* Stated problem:
How many lines of the data hold the word "Potential"? State the number and nothing else.

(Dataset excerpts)

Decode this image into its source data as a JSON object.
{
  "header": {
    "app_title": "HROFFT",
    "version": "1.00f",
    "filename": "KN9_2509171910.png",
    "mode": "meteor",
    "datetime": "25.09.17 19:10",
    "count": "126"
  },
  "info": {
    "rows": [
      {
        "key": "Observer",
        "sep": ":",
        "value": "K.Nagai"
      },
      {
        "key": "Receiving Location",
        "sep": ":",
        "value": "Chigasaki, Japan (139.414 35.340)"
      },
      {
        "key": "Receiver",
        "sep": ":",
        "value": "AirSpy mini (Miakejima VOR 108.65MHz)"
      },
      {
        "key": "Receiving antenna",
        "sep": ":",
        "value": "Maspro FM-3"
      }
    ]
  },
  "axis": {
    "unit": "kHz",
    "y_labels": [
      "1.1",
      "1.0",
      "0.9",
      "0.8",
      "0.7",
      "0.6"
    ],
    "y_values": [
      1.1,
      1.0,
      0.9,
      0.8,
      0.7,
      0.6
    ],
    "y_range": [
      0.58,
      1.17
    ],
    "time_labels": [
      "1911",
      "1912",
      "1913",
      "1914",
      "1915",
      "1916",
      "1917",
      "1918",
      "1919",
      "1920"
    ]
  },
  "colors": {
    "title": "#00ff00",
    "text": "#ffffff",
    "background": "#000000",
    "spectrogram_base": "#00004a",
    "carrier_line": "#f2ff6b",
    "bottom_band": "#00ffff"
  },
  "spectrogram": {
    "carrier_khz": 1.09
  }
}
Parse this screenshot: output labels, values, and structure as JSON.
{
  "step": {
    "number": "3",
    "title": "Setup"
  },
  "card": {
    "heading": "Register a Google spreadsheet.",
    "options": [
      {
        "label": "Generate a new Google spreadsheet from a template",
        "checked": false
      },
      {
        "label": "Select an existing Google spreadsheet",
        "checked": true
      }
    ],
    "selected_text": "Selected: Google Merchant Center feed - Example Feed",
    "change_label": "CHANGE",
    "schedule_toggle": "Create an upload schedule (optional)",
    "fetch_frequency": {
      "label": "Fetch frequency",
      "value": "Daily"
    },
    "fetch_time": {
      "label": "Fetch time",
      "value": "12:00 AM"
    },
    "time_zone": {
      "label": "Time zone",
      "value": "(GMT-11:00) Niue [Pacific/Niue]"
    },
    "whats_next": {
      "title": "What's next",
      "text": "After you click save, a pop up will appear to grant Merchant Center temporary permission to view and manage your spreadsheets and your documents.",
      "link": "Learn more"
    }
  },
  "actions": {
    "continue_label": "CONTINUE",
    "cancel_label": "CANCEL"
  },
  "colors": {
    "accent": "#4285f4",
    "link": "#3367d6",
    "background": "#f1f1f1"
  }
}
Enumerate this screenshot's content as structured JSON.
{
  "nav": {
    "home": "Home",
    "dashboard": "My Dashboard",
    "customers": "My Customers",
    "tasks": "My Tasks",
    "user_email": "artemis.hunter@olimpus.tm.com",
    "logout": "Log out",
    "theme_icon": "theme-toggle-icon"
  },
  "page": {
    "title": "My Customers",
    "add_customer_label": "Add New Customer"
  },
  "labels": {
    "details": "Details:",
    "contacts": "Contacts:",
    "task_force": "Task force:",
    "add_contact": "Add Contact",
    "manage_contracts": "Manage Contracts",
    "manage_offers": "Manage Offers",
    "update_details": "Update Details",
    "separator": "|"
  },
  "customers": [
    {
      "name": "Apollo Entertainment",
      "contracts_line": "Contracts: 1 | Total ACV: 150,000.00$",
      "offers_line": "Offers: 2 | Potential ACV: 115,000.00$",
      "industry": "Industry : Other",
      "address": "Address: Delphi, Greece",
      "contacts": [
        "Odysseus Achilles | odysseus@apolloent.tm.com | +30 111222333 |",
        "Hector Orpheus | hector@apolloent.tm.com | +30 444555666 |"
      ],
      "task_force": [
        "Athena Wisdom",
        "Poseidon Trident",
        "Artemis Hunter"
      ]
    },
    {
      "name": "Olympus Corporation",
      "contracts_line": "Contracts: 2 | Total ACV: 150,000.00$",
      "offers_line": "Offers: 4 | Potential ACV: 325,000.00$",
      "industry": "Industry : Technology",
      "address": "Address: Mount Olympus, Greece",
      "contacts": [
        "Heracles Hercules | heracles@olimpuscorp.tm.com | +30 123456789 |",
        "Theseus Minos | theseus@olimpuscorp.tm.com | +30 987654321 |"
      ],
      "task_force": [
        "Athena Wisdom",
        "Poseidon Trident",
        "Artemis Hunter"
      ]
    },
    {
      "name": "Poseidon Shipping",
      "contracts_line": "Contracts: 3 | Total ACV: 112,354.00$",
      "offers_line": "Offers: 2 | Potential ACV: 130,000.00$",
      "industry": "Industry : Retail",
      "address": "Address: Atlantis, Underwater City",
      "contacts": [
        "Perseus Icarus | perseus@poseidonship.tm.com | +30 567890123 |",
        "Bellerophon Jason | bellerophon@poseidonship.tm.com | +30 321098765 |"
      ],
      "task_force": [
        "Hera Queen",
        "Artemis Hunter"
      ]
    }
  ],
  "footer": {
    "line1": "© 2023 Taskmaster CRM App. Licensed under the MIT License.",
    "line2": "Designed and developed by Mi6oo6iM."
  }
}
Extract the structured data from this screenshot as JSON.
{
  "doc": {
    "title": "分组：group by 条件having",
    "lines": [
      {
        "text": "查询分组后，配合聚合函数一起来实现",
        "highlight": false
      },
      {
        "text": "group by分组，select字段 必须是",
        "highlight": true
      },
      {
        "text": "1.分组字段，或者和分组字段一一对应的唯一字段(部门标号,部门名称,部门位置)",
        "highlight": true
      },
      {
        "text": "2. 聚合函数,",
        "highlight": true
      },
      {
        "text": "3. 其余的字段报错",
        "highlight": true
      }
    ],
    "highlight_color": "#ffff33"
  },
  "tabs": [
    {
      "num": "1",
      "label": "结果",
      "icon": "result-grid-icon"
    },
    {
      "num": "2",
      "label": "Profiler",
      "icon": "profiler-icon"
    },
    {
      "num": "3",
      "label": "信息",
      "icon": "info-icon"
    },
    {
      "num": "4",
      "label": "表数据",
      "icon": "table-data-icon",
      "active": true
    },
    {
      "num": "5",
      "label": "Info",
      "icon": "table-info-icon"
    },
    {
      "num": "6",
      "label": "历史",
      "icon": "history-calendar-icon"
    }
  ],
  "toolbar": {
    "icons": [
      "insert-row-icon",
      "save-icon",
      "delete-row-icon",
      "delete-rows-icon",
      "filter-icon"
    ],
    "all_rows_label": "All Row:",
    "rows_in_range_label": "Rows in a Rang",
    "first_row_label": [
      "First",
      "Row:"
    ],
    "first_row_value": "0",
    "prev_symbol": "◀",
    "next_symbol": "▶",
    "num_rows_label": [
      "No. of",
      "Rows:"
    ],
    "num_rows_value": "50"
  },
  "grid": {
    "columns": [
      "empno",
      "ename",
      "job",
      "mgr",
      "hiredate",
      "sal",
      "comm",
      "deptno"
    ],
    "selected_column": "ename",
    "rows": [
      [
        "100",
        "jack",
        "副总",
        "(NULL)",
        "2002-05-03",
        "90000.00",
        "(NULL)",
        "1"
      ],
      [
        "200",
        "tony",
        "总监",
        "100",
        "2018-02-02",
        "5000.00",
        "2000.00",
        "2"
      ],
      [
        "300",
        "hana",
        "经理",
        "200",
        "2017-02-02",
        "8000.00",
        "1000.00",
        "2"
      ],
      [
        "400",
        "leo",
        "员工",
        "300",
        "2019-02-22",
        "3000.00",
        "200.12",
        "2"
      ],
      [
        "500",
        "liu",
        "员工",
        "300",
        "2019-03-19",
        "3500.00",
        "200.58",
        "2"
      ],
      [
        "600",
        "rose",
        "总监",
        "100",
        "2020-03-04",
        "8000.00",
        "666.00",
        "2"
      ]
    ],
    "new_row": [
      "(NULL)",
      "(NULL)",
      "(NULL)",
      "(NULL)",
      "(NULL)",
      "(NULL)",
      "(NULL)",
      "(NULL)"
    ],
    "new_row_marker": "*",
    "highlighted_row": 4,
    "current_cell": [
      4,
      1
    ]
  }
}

* Exercise result:
3